**To do**. Return all entries below exactly. Skip nothing.

Items from a data source
· · · ·
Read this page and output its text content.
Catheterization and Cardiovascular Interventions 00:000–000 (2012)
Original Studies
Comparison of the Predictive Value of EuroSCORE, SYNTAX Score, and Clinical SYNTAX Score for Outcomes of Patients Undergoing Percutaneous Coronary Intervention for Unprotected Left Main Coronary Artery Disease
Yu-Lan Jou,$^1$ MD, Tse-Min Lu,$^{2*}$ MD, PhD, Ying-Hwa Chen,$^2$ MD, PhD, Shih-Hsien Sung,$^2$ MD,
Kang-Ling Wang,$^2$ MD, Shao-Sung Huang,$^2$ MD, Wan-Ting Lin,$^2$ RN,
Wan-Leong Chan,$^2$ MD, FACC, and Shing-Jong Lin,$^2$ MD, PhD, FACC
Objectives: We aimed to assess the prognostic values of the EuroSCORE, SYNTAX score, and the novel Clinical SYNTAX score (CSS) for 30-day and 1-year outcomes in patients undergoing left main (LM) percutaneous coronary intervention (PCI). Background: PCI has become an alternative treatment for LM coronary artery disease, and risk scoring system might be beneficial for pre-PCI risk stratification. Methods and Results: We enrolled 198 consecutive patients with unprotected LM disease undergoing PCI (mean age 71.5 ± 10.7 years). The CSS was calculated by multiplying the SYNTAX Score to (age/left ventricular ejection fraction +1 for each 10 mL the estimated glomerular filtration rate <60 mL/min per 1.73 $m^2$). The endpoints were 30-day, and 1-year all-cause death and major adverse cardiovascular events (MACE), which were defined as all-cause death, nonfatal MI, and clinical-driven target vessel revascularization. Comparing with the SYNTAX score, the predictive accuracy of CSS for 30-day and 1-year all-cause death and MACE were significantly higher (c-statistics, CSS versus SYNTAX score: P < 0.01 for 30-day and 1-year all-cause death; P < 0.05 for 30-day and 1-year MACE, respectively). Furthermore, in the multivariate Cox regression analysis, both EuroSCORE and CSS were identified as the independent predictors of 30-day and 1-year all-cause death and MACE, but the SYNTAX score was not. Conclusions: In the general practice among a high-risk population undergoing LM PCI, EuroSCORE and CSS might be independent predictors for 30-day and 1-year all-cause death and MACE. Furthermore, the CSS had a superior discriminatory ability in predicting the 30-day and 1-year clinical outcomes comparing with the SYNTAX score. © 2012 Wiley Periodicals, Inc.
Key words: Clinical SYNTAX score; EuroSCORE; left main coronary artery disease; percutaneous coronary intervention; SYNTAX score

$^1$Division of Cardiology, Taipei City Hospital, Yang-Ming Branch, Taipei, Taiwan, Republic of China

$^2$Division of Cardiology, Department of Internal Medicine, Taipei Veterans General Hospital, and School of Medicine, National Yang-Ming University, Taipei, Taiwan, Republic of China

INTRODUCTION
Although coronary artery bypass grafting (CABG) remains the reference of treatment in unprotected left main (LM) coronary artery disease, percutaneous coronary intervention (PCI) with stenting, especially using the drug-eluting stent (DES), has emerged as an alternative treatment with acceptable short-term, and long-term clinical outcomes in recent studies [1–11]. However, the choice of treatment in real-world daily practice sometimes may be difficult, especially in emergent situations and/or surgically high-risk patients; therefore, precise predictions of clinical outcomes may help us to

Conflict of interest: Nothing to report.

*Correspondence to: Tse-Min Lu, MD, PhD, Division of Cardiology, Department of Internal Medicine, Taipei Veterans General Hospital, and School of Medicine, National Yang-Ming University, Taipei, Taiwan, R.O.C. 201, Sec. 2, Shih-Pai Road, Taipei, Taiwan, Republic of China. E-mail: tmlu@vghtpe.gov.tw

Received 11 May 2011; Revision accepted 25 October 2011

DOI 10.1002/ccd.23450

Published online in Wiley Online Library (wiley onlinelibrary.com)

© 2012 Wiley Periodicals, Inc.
· · · ·
**Output below**.
Read this page and output its text content.
Catheterization and Cardiovascular Interventions 00:000–000 (2012)
Original Studies
Comparison of the Predictive Value of EuroSCORE, SYNTAX Score, and Clinical SYNTAX Score for Outcomes of Patients Undergoing Percutaneous Coronary Intervention for Unprotected Left Main Coronary Artery Disease
Yu-Lan Jou,$^1$ MD, Tse-Min Lu,$^{2*}$ MD, PhD, Ying-Hwa Chen,$^2$ MD, PhD, Shih-Hsien Sung,$^2$ MD,
Kang-Ling Wang,$^2$ MD, Shao-Sung Huang,$^2$ MD, Wan-Ting Lin,$^2$ RN,
Wan-Leong Chan,$^2$ MD, FACC, and Shing-Jong Lin,$^2$ MD, PhD, FACC
Objectives: We aimed to assess the prognostic values of the EuroSCORE, SYNTAX score, and the novel Clinical SYNTAX score (CSS) for 30-day and 1-year outcomes in patients undergoing left main (LM) percutaneous coronary intervention (PCI). Background: PCI has become an alternative treatment for LM coronary artery disease, and risk scoring system might be beneficial for pre-PCI risk stratification. Methods and Results: We enrolled 198 consecutive patients with unprotected LM disease undergoing PCI (mean age 71.5 ± 10.7 years). The CSS was calculated by multiplying the SYNTAX Score to (age/left ventricular ejection fraction +1 for each 10 mL the estimated glomerular filtration rate <60 mL/min per 1.73 $m^2$). The endpoints were 30-day, and 1-year all-cause death and major adverse cardiovascular events (MACE), which were defined as all-cause death, nonfatal MI, and clinical-driven target vessel revascularization. Comparing with the SYNTAX score, the predictive accuracy of CSS for 30-day and 1-year all-cause death and MACE were significantly higher (c-statistics, CSS versus SYNTAX score: P < 0.01 for 30-day and 1-year all-cause death; P < 0.05 for 30-day and 1-year MACE, respectively). Furthermore, in the multivariate Cox regression analysis, both EuroSCORE and CSS were identified as the independent predictors of 30-day and 1-year all-cause death and MACE, but the SYNTAX score was not. Conclusions: In the general practice among a high-risk population undergoing LM PCI, EuroSCORE and CSS might be independent predictors for 30-day and 1-year all-cause death and MACE. Furthermore, the CSS had a superior discriminatory ability in predicting the 30-day and 1-year clinical outcomes comparing with the SYNTAX score. © 2012 Wiley Periodicals, Inc.
Key words: Clinical SYNTAX score; EuroSCORE; left main coronary artery disease; percutaneous coronary intervention; SYNTAX score

$^1$Division of Cardiology, Taipei City Hospital, Yang-Ming Branch, Taipei, Taiwan, Republic of China

$^2$Division of Cardiology, Department of Internal Medicine, Taipei Veterans General Hospital, and School of Medicine, National Yang-Ming University, Taipei, Taiwan, Republic of China

INTRODUCTION
Although coronary artery bypass grafting (CABG) remains the reference of treatment in unprotected left main (LM) coronary artery disease, percutaneous coronary intervention (PCI) with stenting, especially using the drug-eluting stent (DES), has emerged as an alternative treatment with acceptable short-term, and long-term clinical outcomes in recent studies [1–11]. However, the choice of treatment in real-world daily practice sometimes may be difficult, especially in emergent situations and/or surgically high-risk patients; therefore, precise predictions of clinical outcomes may help us to

Conflict of interest: Nothing to report.

*Correspondence to: Tse-Min Lu, MD, PhD, Division of Cardiology, Department of Internal Medicine, Taipei Veterans General Hospital, and School of Medicine, National Yang-Ming University, Taipei, Taiwan, R.O.C. 201, Sec. 2, Shih-Pai Road, Taipei, Taiwan, Republic of China. E-mail: tmlu@vghtpe.gov.tw

Received 11 May 2011; Revision accepted 25 October 2011

DOI 10.1002/ccd.23450

Published online in Wiley Online Library (wiley onlinelibrary.com)

© 2012 Wiley Periodicals, Inc.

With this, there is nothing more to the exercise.